Alysa Liu Just Delivered a Master Class in Taking Control: Here's How to Apply it to Your Dating Life
or any aspect of your life
Image credit: Matthew Stockman
Here were her terms for returning to the ice:
I wanted to share that post because it contains an important narrative, but let’s also isolate just the terms here:
She picks the music.
She has full control over how she looks.
She gets to eat whatever she wants. Her coaches can’t starve her anymore.
The choreography will be a collaborative effort w/ her, she gets to put elements in that she wants to.
She decides when she needs a break from training, never pushing past her limit.
And her father has to keep his controlling ass out of her art. She said ‘I love you dad, but you’re not allowed back in.’
Now let’s talk about how you can employ a similar strategy in your own life. Here are the lessons:
Set the CONDITIONS. Relinquish the outcome. I’m going to say that again: Set the CONDITIONS. Relinquish the outcome.
Make the terms clear and concrete, and narrow them to a number that’s manageable. Liu had six, and that’s a good number; I wouldn’t recommend more, or you dilute the mission and probably sabotage yourself.
Be sure the terms are relevant and appropriate TO YOU. Not what you think you should want or need, not what you think is healthy or powerful or feminist or any other label that’s not precisely, unapologetically about you. For example, when asked about her choice to wear the gold dress, Liu responded, “If I fell on every jump, I would still be wearing this dress …. I don’t need this,” she said about the hunk of gold. “But what I needed was the stage, and I got that, so I was all good no matter what happened.” So that’s important. Figure out what you need and what you don’t actually care about.
Okay, so those are the lessons. I did something similar when I started dating again, after a hiatus while I was building Burned Haystack. These were my conditions:
I would not be in a relationship with a man who required me to compromise or sacrifice my professional goals (whether he was doing that overtly or tacitly).

──────────

■ Brief A
Answer each question from the article on Alysa Liu's terms.
(i) How many terms did Liu set?
(ii) What did Liu say she needed, in her remark about the gold dress?
(iii) What was the writer building during the break from dating?
■ Brief B
In the article on Alysa Liu's terms, rewrite the part starting with "She has full" and going on through "she wants to.", putting "trainers" in place of "coaches".
■ Brief C
Say whether each statement agrees with the article on Alysa Liu's terms. Answer yes or no and quote the words that decide it.
(i) Liu's father may stay involved in her art.
(ii) The writer recommends setting more than six terms.
(iii) Liu is to help create the choreography.

──────────

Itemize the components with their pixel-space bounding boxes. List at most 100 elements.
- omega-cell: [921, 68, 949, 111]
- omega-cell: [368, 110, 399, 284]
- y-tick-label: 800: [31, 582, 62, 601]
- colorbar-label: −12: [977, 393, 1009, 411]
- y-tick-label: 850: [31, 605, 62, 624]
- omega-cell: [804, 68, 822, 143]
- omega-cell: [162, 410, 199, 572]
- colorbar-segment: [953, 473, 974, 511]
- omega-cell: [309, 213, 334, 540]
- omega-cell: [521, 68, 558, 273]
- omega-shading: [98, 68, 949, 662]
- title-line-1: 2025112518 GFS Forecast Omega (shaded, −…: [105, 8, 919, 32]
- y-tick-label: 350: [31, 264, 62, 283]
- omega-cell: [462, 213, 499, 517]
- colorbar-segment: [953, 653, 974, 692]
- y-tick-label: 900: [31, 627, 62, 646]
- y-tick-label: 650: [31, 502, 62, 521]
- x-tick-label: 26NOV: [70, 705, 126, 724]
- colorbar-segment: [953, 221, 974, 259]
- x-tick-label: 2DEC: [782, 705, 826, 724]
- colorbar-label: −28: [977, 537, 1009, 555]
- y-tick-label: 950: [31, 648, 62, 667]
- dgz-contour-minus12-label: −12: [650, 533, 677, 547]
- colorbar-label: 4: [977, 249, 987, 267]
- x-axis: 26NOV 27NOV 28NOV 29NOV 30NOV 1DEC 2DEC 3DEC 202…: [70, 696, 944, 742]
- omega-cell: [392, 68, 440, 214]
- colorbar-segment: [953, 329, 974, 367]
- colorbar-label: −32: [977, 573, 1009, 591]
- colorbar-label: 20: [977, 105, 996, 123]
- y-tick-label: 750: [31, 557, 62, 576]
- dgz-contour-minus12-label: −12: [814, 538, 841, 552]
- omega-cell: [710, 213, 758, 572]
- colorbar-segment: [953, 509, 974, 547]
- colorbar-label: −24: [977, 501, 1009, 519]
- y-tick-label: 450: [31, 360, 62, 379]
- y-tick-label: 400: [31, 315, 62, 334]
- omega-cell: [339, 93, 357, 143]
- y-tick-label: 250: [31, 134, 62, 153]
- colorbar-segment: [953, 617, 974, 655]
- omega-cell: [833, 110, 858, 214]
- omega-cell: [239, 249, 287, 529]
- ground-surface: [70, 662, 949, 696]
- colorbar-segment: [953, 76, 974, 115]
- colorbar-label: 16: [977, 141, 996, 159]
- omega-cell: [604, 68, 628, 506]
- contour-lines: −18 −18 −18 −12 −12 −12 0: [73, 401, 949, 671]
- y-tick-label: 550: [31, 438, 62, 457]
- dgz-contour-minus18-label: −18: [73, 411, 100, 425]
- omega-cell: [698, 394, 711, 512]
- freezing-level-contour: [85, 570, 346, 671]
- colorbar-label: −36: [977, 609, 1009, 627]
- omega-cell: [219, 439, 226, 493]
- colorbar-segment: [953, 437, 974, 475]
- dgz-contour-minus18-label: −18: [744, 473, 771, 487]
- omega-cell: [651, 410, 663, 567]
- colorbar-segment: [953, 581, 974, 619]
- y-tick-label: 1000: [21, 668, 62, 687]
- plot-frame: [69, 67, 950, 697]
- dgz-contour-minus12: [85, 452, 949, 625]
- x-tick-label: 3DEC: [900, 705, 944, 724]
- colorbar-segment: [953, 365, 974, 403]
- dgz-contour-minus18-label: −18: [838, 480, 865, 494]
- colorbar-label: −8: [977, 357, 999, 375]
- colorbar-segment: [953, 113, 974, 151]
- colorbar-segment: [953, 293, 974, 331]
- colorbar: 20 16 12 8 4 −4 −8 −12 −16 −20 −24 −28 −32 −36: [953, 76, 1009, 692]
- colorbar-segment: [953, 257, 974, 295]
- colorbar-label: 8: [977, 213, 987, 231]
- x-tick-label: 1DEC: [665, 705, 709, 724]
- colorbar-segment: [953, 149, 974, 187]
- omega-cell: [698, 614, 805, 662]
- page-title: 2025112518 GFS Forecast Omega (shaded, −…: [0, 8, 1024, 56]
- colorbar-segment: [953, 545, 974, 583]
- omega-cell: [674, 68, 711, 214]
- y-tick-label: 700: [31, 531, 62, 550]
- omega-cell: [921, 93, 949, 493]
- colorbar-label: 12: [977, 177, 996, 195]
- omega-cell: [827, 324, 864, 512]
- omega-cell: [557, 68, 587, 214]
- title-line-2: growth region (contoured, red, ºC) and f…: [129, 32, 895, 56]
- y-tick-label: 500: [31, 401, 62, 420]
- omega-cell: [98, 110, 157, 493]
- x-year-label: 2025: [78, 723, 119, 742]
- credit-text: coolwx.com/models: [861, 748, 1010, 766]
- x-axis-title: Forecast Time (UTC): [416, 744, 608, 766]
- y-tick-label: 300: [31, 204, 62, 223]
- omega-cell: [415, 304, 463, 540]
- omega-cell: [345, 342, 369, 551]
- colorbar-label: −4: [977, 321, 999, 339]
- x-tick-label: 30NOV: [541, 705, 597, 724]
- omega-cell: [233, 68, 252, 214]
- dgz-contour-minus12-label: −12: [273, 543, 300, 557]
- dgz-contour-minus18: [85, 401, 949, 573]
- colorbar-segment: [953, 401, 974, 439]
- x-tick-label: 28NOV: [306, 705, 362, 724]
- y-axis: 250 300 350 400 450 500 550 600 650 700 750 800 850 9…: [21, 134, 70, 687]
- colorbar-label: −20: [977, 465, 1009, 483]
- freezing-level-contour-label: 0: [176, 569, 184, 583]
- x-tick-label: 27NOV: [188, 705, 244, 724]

──────────

■ Final answer A
(i) Six.
(ii) The stage.
(iii) Burned Haystack.

■ Final answer B
She has full control over how she looks.
She gets to eat whatever she wants. Her trainers can’t starve her anymore.
The choreography will be a collaborative effort w/ her, she gets to put elements in that she wants to.

■ Final answer C
(i) No: "you’re not allowed back in."
(ii) No: "I wouldn’t recommend more"
(iii) Yes: "The choreography will be a collaborative effort w/ her"